[Document page text data]
/---

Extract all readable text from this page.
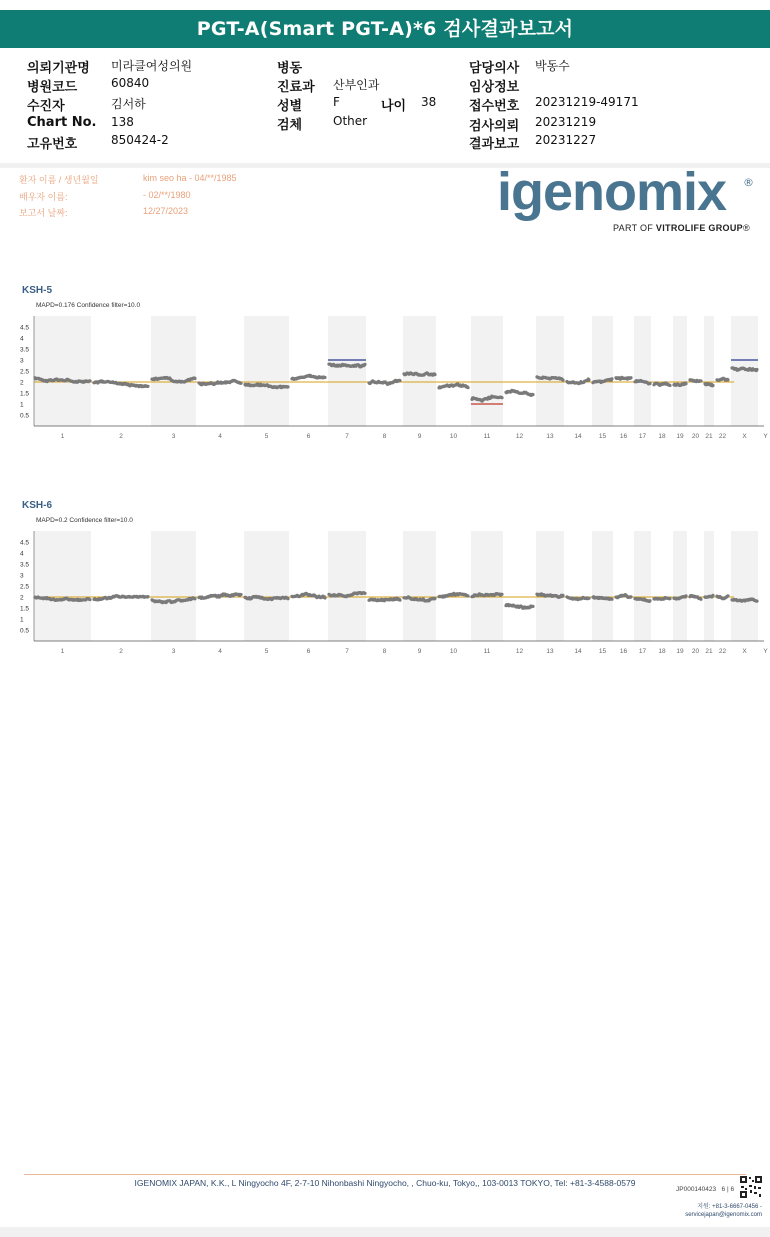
PGT-A(Smart PGT-A)*6 검사결과보고서
의뢰기관명 미라클여성의원
병원코드	60840
수진자	김서하
Chart No. 138
고유번호	850424-2
병동
진료과 산부인과
성별	F	나이 38
검체	Other
담당의사 박동수
임상정보
접수번호 20231219-49171
검사의뢰 20231219
결과보고 20231227
환자 이름 / 생년월일	kim seo ha - 04/**/1985
배우자 이름:	- 02/**/1980
보고서 날짜:	12/27/2023	igenomix ®
PART OF VITROLIFE GROUP®
KSH-5
MAPD=0.176 Confidence filter=10.0
0.5
1
1.5
2
2.5
3
3.5
4
4.5
1	2	3	4	5	6	7	8	9	10	11	12	13	14	15 16 17 18 19 20 21 22 X	Y
KSH-6
MAPD=0.2 Confidence filter=10.0
0.5
1
1.5
2
2.5
3
3.5
4
4.5
1	2	3	4	5	6	7	8	9	10	11	12	13	14	15 16 17 18 19 20 21 22 X	Y
IGENOMIX JAPAN, K.K., L Ningyocho 4F, 2-7-10 Nihonbashi Ningyocho, , Chuo-ku, Tokyo,, 103-0013 TOKYO, Tel: +81-3-4588-0579
JP000140423 6 | 6
지원: +81-3-6667-0456 -
servicejapan@igenomix.com
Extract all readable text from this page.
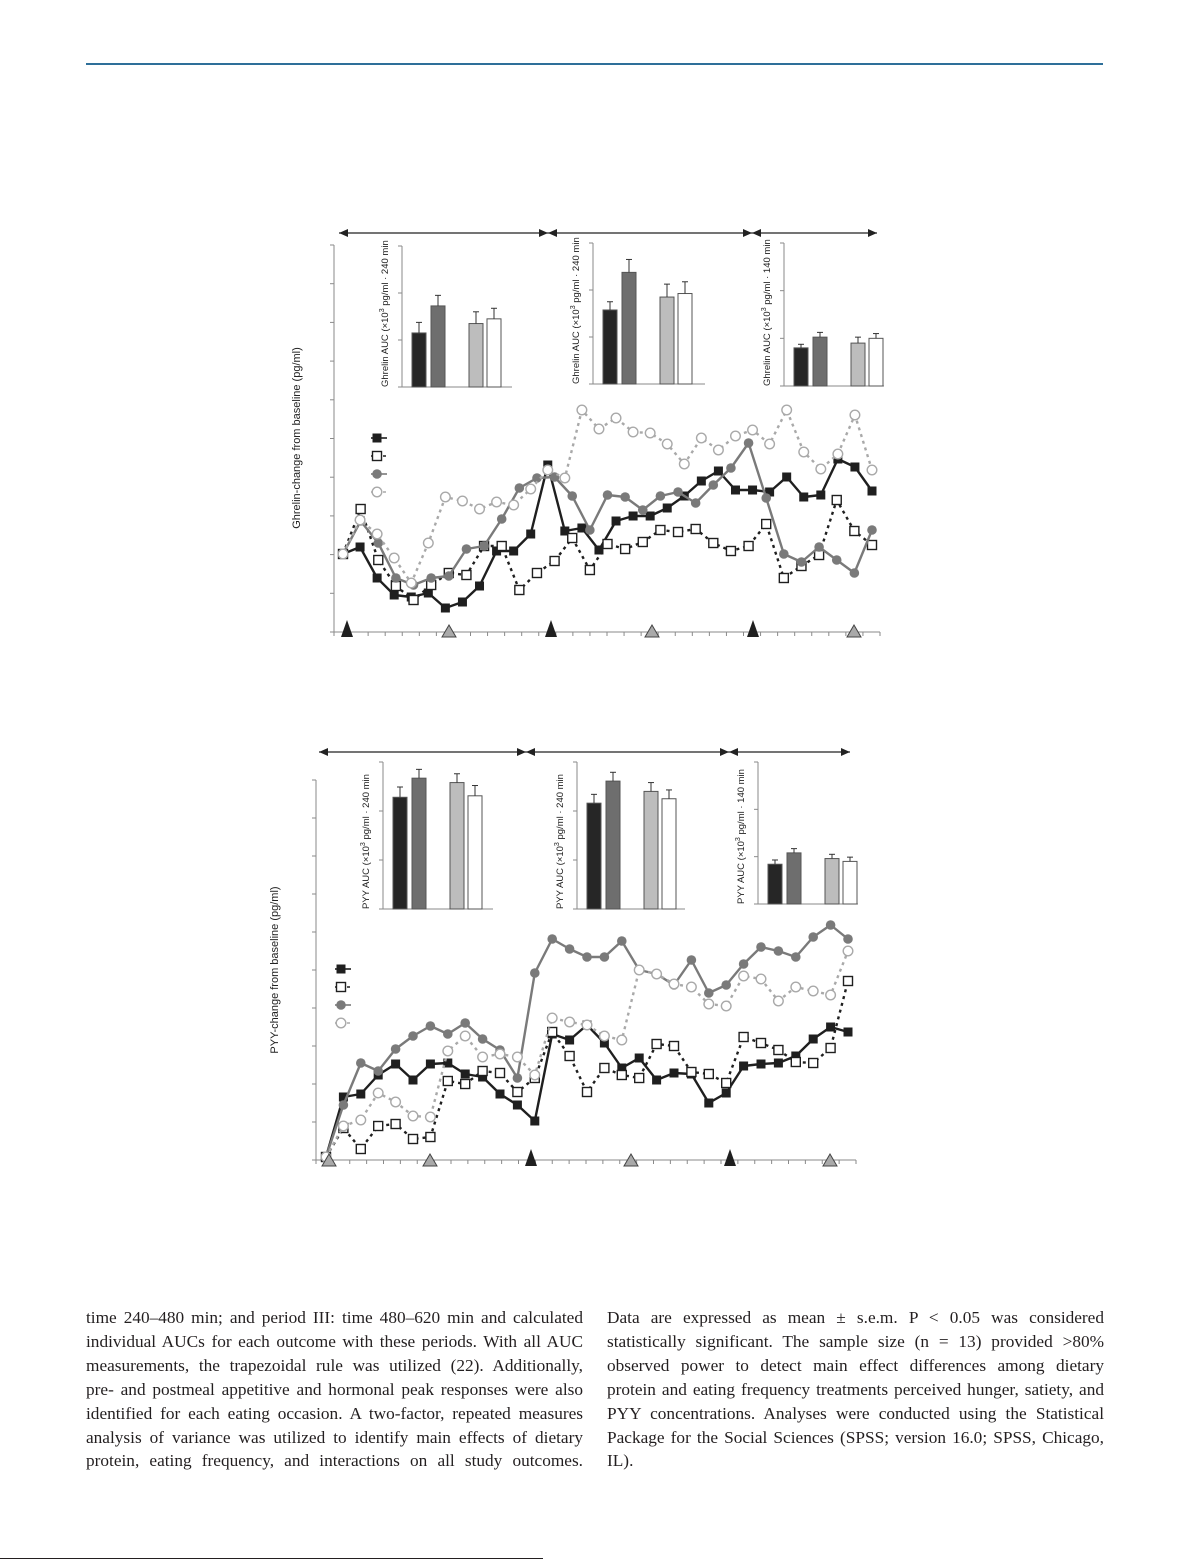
Ghrelin-change from baseline (pg/ml)	Ghrelin AUC ($\times 10^3$ pg/ml · 240 min
Ghrelin AUC ($\times 10^3$ pg/ml · 240 min
Ghrelin AUC ($\times 10^3$ pg/ml · 140 min
PYY-change from baseline (pg/ml)
PYY AUC ($\times 10^3$ pg/ml · 240 min
PYY AUC ($\times 10^3$ pg/ml · 240 min
PYY AUC ($\times 10^3$ pg/ml · 140 min

time 240–480 min; and period III: time 480–620 min and calculated

individual AUCs for each outcome with these periods. With all AUC

measurements, the trapezoidal rule was utilized (22). Additionally,

pre- and postmeal appetitive and hormonal peak responses were also

identified for each eating occasion. A two-factor, repeated measures

analysis of variance was utilized to identify main effects of dietary

protein, eating frequency, and interactions on all study outcomes.

Data are expressed as mean ± s.e.m. P < 0.05 was considered

statistically significant. The sample size (n = 13) provided >80%

observed power to detect main effect differences among dietary

protein and eating frequency treatments perceived hunger, satiety, and

PYY concentrations. Analyses were conducted using the Statistical

Package for the Social Sciences (SPSS; version 16.0; SPSS, Chicago, IL).
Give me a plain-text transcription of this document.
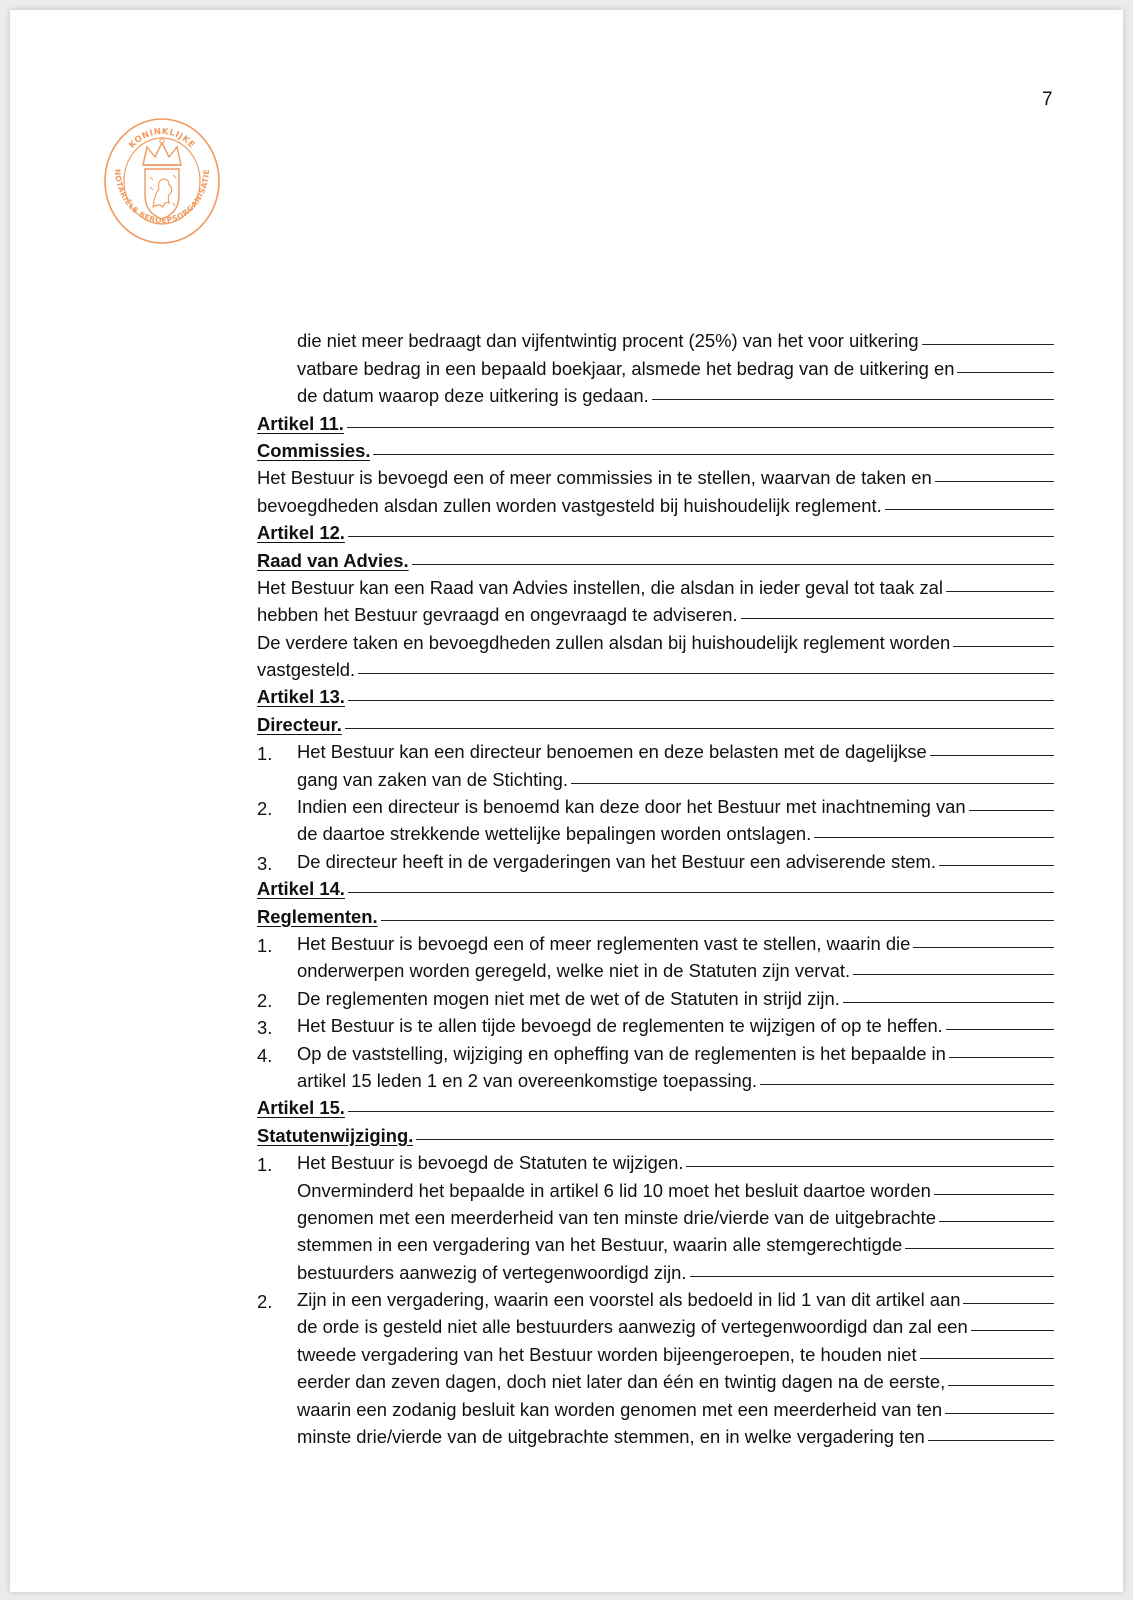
7
KONINKLIJKE
NOTARIËLE BEROEPSORGANISATIE
die niet meer bedraagt dan vijfentwintig procent (25%) van het voor uitkering
vatbare bedrag in een bepaald boekjaar, alsmede het bedrag van de uitkering en
de datum waarop deze uitkering is gedaan.
Artikel 11.
Commissies.
Het Bestuur is bevoegd een of meer commissies in te stellen, waarvan de taken en
bevoegdheden alsdan zullen worden vastgesteld bij huishoudelijk reglement.
Artikel 12.
Raad van Advies.
Het Bestuur kan een Raad van Advies instellen, die alsdan in ieder geval tot taak zal
hebben het Bestuur gevraagd en ongevraagd te adviseren.
De verdere taken en bevoegdheden zullen alsdan bij huishoudelijk reglement worden
vastgesteld.
Artikel 13.
Directeur.
1.	Het Bestuur kan een directeur benoemen en deze belasten met de dagelijkse
gang van zaken van de Stichting.
2.	Indien een directeur is benoemd kan deze door het Bestuur met inachtneming van
de daartoe strekkende wettelijke bepalingen worden ontslagen.
3.	De directeur heeft in de vergaderingen van het Bestuur een adviserende stem.
Artikel 14.
Reglementen.
1.	Het Bestuur is bevoegd een of meer reglementen vast te stellen, waarin die
onderwerpen worden geregeld, welke niet in de Statuten zijn vervat.
2.	De reglementen mogen niet met de wet of de Statuten in strijd zijn.
3.	Het Bestuur is te allen tijde bevoegd de reglementen te wijzigen of op te heffen.
4.	Op de vaststelling, wijziging en opheffing van de reglementen is het bepaalde in
artikel 15 leden 1 en 2 van overeenkomstige toepassing.
Artikel 15.
Statutenwijziging.
1.	Het Bestuur is bevoegd de Statuten te wijzigen.
Onverminderd het bepaalde in artikel 6 lid 10 moet het besluit daartoe worden
genomen met een meerderheid van ten minste drie/vierde van de uitgebrachte
stemmen in een vergadering van het Bestuur, waarin alle stemgerechtigde
bestuurders aanwezig of vertegenwoordigd zijn.
2.	Zijn in een vergadering, waarin een voorstel als bedoeld in lid 1 van dit artikel aan
de orde is gesteld niet alle bestuurders aanwezig of vertegenwoordigd dan zal een
tweede vergadering van het Bestuur worden bijeengeroepen, te houden niet
eerder dan zeven dagen, doch niet later dan één en twintig dagen na de eerste,
waarin een zodanig besluit kan worden genomen met een meerderheid van ten
minste drie/vierde van de uitgebrachte stemmen, en in welke vergadering ten
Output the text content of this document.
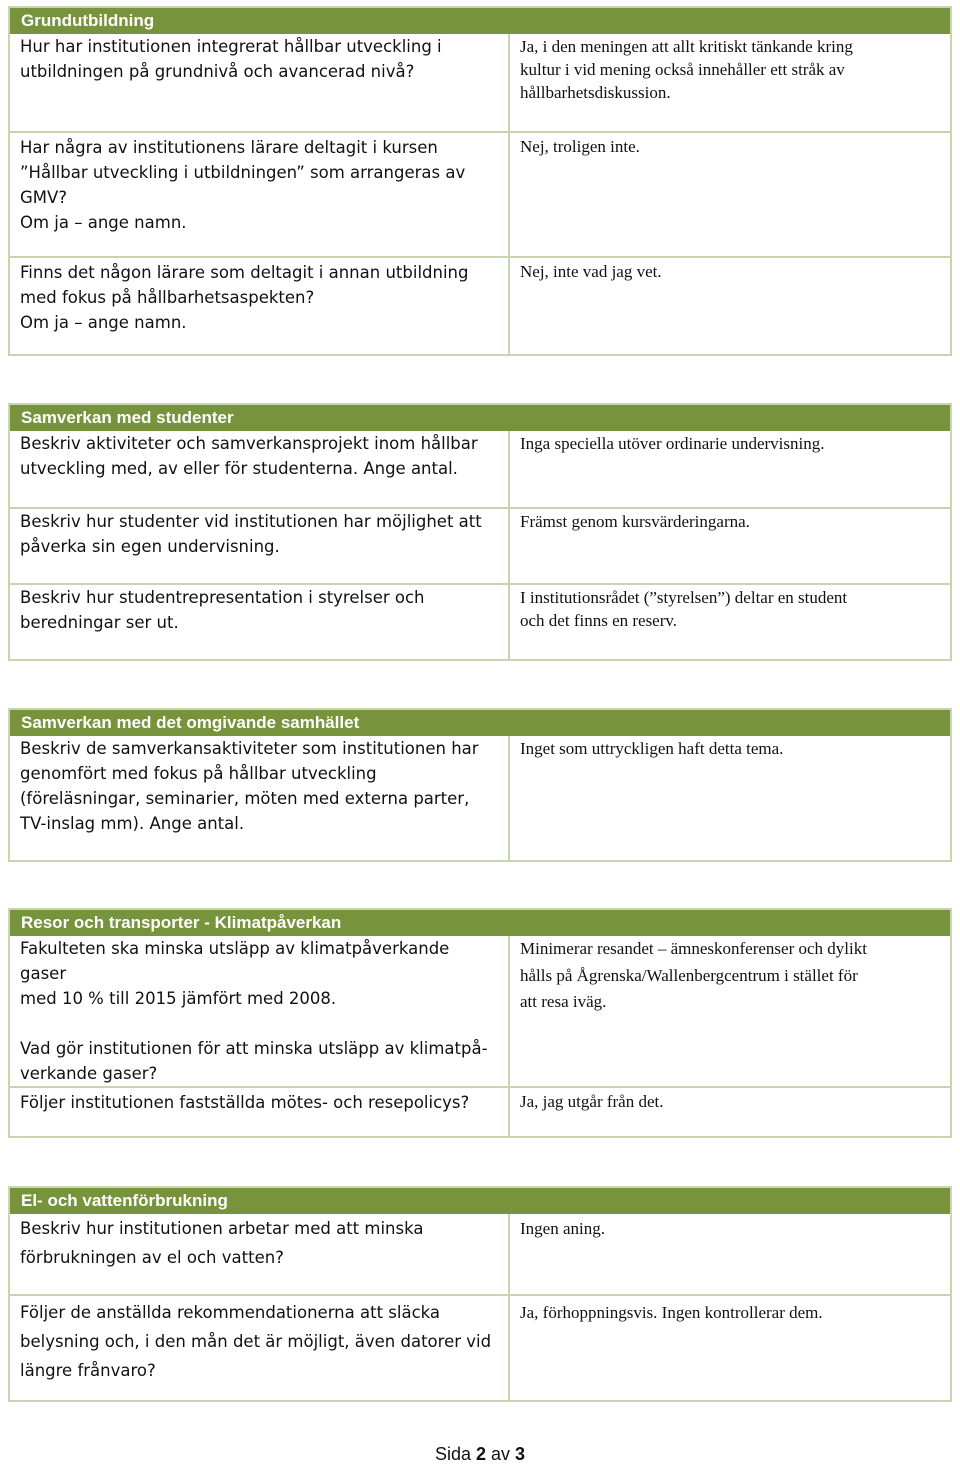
Grundutbildning
Hur har institutionen integrerat hållbar utveckling i
utbildningen på grundnivå och avancerad nivå?
Ja, i den meningen att allt kritiskt tänkande kring
kultur i vid mening också innehåller ett stråk av
hållbarhetsdiskussion.
Har några av institutionens lärare deltagit i kursen
”Hållbar utveckling i utbildningen” som arrangeras av
GMV?
Om ja – ange namn.
Nej, troligen inte.
Finns det någon lärare som deltagit i annan utbildning
med fokus på hållbarhetsaspekten?
Om ja – ange namn.
Nej, inte vad jag vet.
Samverkan med studenter
Beskriv aktiviteter och samverkansprojekt inom hållbar
utveckling med, av eller för studenterna. Ange antal.
Inga speciella utöver ordinarie undervisning.
Beskriv hur studenter vid institutionen har möjlighet att
påverka sin egen undervisning.
Främst genom kursvärderingarna.
Beskriv hur studentrepresentation i styrelser och
beredningar ser ut.
I institutionsrådet (”styrelsen”) deltar en student
och det finns en reserv.
Samverkan med det omgivande samhället
Beskriv de samverkansaktiviteter som institutionen har
genomfört med fokus på hållbar utveckling
(föreläsningar, seminarier, möten med externa parter,
TV-inslag mm). Ange antal.
Inget som uttryckligen haft detta tema.
Resor och transporter - Klimatpåverkan
Fakulteten ska minska utsläpp av klimatpåverkande gaser
med 10 % till 2015 jämfört med 2008.

Vad gör institutionen för att minska utsläpp av klimatpå-
verkande gaser?
Minimerar resandet – ämneskonferenser och dylikt
hålls på Ågrenska/Wallenbergcentrum i stället för
att resa iväg.
Följer institutionen fastställda mötes- och resepolicys?	Ja, jag utgår från det.
El- och vattenförbrukning
Beskriv hur institutionen arbetar med att minska
förbrukningen av el och vatten?
Ingen aning.
Följer de anställda rekommendationerna att släcka
belysning och, i den mån det är möjligt, även datorer vid
längre frånvaro?
Ja, förhoppningsvis. Ingen kontrollerar dem.
Sida 2 av 3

\---

Select the lines from the entries that include the word "welke".

Written reply:
onderwerpen worden geregeld, welke niet in de Statuten zijn vervat.
minste drie/vierde van de uitgebrachte stemmen, en in welke vergadering ten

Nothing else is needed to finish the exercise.